== Entries supplied ==
****************************************
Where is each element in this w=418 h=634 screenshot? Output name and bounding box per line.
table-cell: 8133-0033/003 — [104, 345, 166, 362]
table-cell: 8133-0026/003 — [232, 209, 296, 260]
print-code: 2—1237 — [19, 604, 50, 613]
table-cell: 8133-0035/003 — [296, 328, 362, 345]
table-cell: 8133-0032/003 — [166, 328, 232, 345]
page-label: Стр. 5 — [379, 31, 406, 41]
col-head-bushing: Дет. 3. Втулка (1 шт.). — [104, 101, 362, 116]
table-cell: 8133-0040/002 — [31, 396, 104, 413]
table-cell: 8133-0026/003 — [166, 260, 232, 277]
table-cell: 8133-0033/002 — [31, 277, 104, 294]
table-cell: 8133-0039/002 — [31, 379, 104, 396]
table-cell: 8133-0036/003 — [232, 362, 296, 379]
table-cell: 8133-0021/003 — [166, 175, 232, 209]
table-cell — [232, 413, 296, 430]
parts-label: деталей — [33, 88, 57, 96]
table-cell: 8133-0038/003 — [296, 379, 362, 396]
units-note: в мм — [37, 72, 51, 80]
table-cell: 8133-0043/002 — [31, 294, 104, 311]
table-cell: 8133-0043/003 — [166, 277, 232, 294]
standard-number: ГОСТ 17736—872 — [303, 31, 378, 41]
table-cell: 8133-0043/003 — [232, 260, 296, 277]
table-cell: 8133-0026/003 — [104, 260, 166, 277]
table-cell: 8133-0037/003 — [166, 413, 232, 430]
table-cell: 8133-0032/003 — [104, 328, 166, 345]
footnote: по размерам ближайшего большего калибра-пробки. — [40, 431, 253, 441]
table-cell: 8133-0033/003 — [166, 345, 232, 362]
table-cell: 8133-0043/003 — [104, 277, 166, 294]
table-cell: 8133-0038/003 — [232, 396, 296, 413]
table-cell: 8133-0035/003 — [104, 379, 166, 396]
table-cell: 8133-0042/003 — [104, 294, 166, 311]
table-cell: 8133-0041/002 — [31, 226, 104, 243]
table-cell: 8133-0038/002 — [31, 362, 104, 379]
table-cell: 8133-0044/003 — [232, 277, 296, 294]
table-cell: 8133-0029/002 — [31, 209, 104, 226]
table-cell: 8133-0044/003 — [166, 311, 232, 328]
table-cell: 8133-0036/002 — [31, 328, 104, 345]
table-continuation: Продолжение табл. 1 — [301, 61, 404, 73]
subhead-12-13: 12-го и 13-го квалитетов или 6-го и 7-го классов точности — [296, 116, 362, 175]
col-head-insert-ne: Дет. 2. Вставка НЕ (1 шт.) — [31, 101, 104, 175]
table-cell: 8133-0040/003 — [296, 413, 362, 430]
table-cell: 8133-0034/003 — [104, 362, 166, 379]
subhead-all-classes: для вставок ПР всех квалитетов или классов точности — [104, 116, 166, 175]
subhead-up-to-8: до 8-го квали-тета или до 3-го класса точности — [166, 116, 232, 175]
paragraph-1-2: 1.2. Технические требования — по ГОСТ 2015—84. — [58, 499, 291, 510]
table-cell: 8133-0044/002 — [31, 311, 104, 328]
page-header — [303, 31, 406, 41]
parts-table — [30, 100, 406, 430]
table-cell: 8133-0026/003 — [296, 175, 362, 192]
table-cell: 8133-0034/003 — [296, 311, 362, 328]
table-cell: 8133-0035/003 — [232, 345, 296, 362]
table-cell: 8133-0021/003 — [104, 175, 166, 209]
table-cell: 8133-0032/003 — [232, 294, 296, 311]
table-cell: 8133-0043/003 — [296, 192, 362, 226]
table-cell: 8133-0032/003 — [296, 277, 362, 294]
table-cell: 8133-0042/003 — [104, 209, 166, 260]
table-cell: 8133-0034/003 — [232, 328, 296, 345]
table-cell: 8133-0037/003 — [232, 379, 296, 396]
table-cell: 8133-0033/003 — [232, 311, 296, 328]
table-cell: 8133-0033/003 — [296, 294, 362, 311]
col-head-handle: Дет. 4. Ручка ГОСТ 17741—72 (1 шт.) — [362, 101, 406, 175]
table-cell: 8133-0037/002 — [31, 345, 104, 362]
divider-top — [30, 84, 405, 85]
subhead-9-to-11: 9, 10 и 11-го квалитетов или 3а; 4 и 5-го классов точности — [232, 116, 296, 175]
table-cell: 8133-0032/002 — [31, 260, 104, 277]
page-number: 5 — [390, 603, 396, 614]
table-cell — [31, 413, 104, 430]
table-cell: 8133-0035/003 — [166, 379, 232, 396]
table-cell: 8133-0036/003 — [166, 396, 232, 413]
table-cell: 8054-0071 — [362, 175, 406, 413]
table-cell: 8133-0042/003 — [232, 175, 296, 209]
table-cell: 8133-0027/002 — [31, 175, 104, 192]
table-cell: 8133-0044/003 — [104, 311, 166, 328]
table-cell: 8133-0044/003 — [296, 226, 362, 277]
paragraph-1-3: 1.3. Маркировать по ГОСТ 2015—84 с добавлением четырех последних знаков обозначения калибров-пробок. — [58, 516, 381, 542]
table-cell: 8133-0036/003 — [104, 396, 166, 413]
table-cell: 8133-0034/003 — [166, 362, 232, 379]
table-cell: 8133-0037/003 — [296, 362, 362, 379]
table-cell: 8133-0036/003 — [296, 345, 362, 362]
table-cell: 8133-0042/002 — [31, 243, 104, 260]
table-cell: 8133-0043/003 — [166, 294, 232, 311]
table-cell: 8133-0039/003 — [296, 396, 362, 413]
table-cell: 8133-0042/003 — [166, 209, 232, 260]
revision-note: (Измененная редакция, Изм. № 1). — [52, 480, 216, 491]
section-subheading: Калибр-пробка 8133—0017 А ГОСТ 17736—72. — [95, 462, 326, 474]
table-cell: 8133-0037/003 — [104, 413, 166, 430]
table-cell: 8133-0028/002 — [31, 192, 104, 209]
****************************************
Copy out every one of the lines above exactly as they stand.

== Exercise result ==
Where is each element in this w=418 h=634 screenshot? Output name and bounding box per line.
table-cell: 8133-0033/003 — [104, 345, 166, 362]
table-cell: 8133-0026/003 — [232, 209, 296, 260]
print-code: 2—1237 — [19, 604, 50, 613]
table-cell: 8133-0035/003 — [296, 328, 362, 345]
table-cell: 8133-0032/003 — [166, 328, 232, 345]
page-label: Стр. 5 — [379, 31, 406, 41]
col-head-bushing: Дет. 3. Втулка (1 шт.). — [104, 101, 362, 116]
table-cell: 8133-0040/002 — [31, 396, 104, 413]
table-cell: 8133-0026/003 — [166, 260, 232, 277]
table-cell: 8133-0033/002 — [31, 277, 104, 294]
table-cell: 8133-0039/002 — [31, 379, 104, 396]
table-cell: 8133-0036/003 — [232, 362, 296, 379]
table-cell: 8133-0021/003 — [166, 175, 232, 209]
table-cell — [232, 413, 296, 430]
parts-label: деталей — [33, 88, 57, 96]
table-cell: 8133-0038/003 — [296, 379, 362, 396]
units-note: в мм — [37, 72, 51, 80]
table-cell: 8133-0043/002 — [31, 294, 104, 311]
table-cell: 8133-0043/003 — [166, 277, 232, 294]
standard-number: ГОСТ 17736—872 — [303, 31, 378, 41]
table-cell: 8133-0043/003 — [232, 260, 296, 277]
table-cell: 8133-0026/003 — [104, 260, 166, 277]
table-cell: 8133-0037/003 — [166, 413, 232, 430]
table-cell: 8133-0032/003 — [104, 328, 166, 345]
footnote: по размерам ближайшего большего калибра-пробки. — [40, 431, 253, 441]
table-cell: 8133-0033/003 — [166, 345, 232, 362]
table-cell: 8133-0043/003 — [104, 277, 166, 294]
table-cell: 8133-0038/003 — [232, 396, 296, 413]
table-cell: 8133-0035/003 — [104, 379, 166, 396]
table-cell: 8133-0042/003 — [104, 294, 166, 311]
table-cell: 8133-0041/002 — [31, 226, 104, 243]
table-cell: 8133-0038/002 — [31, 362, 104, 379]
table-cell: 8133-0044/003 — [232, 277, 296, 294]
table-cell: 8133-0029/002 — [31, 209, 104, 226]
table-cell: 8133-0044/003 — [166, 311, 232, 328]
table-cell: 8133-0036/002 — [31, 328, 104, 345]
table-continuation: Продолжение табл. 1 — [301, 61, 404, 73]
subhead-12-13: 12-го и 13-го квалитетов или 6-го и 7-го классов точности — [296, 116, 362, 175]
col-head-insert-ne: Дет. 2. Вставка НЕ (1 шт.) — [31, 101, 104, 175]
table-cell: 8133-0040/003 — [296, 413, 362, 430]
table-cell: 8133-0034/003 — [104, 362, 166, 379]
subhead-all-classes: для вставок ПР всех квалитетов или классов точности — [104, 116, 166, 175]
subhead-up-to-8: до 8-го квали-тета или до 3-го класса точности — [166, 116, 232, 175]
paragraph-1-2: 1.2. Технические требования — по ГОСТ 2015—84. — [58, 499, 291, 510]
table-cell: 8133-0044/002 — [31, 311, 104, 328]
page-header — [303, 31, 406, 41]
parts-table — [30, 100, 406, 430]
table-cell: 8133-0026/003 — [296, 175, 362, 192]
table-cell: 8133-0034/003 — [296, 311, 362, 328]
table-cell: 8133-0035/003 — [232, 345, 296, 362]
table-cell: 8133-0021/003 — [104, 175, 166, 209]
table-cell: 8133-0032/003 — [232, 294, 296, 311]
table-cell: 8133-0043/003 — [296, 192, 362, 226]
table-cell: 8133-0032/003 — [296, 277, 362, 294]
table-cell: 8133-0042/003 — [104, 209, 166, 260]
table-cell: 8133-0034/003 — [232, 328, 296, 345]
table-cell: 8133-0037/003 — [232, 379, 296, 396]
table-cell: 8133-0033/003 — [232, 311, 296, 328]
table-cell: 8133-0033/003 — [296, 294, 362, 311]
col-head-handle: Дет. 4. Ручка ГОСТ 17741—72 (1 шт.) — [362, 101, 406, 175]
table-cell: 8133-0037/002 — [31, 345, 104, 362]
divider-top — [30, 84, 405, 85]
subhead-9-to-11: 9, 10 и 11-го квалитетов или 3а; 4 и 5-го классов точности — [232, 116, 296, 175]
table-cell: 8133-0032/002 — [31, 260, 104, 277]
page-number: 5 — [390, 603, 396, 614]
table-cell — [31, 413, 104, 430]
table-cell: 8133-0035/003 — [166, 379, 232, 396]
table-cell: 8133-0036/003 — [166, 396, 232, 413]
table-cell: 8054-0071 — [362, 175, 406, 413]
table-cell: 8133-0042/003 — [232, 175, 296, 209]
table-cell: 8133-0027/002 — [31, 175, 104, 192]
table-cell: 8133-0044/003 — [104, 311, 166, 328]
table-cell: 8133-0044/003 — [296, 226, 362, 277]
paragraph-1-3: 1.3. Маркировать по ГОСТ 2015—84 с добавлением четырех последних знаков обозначения калибров-пробок. — [58, 516, 381, 542]
table-cell: 8133-0036/003 — [104, 396, 166, 413]
table-cell: 8133-0034/003 — [166, 362, 232, 379]
table-cell: 8133-0037/003 — [296, 362, 362, 379]
table-cell: 8133-0036/003 — [296, 345, 362, 362]
table-cell: 8133-0042/002 — [31, 243, 104, 260]
table-cell: 8133-0043/003 — [166, 294, 232, 311]
table-cell: 8133-0039/003 — [296, 396, 362, 413]
table-cell: 8133-0042/003 — [166, 209, 232, 260]
revision-note: (Измененная редакция, Изм. № 1). — [52, 480, 216, 491]
section-subheading: Калибр-пробка 8133—0017 А ГОСТ 17736—72. — [95, 462, 326, 474]
table-cell: 8133-0037/003 — [104, 413, 166, 430]
table-cell: 8133-0028/002 — [31, 192, 104, 209]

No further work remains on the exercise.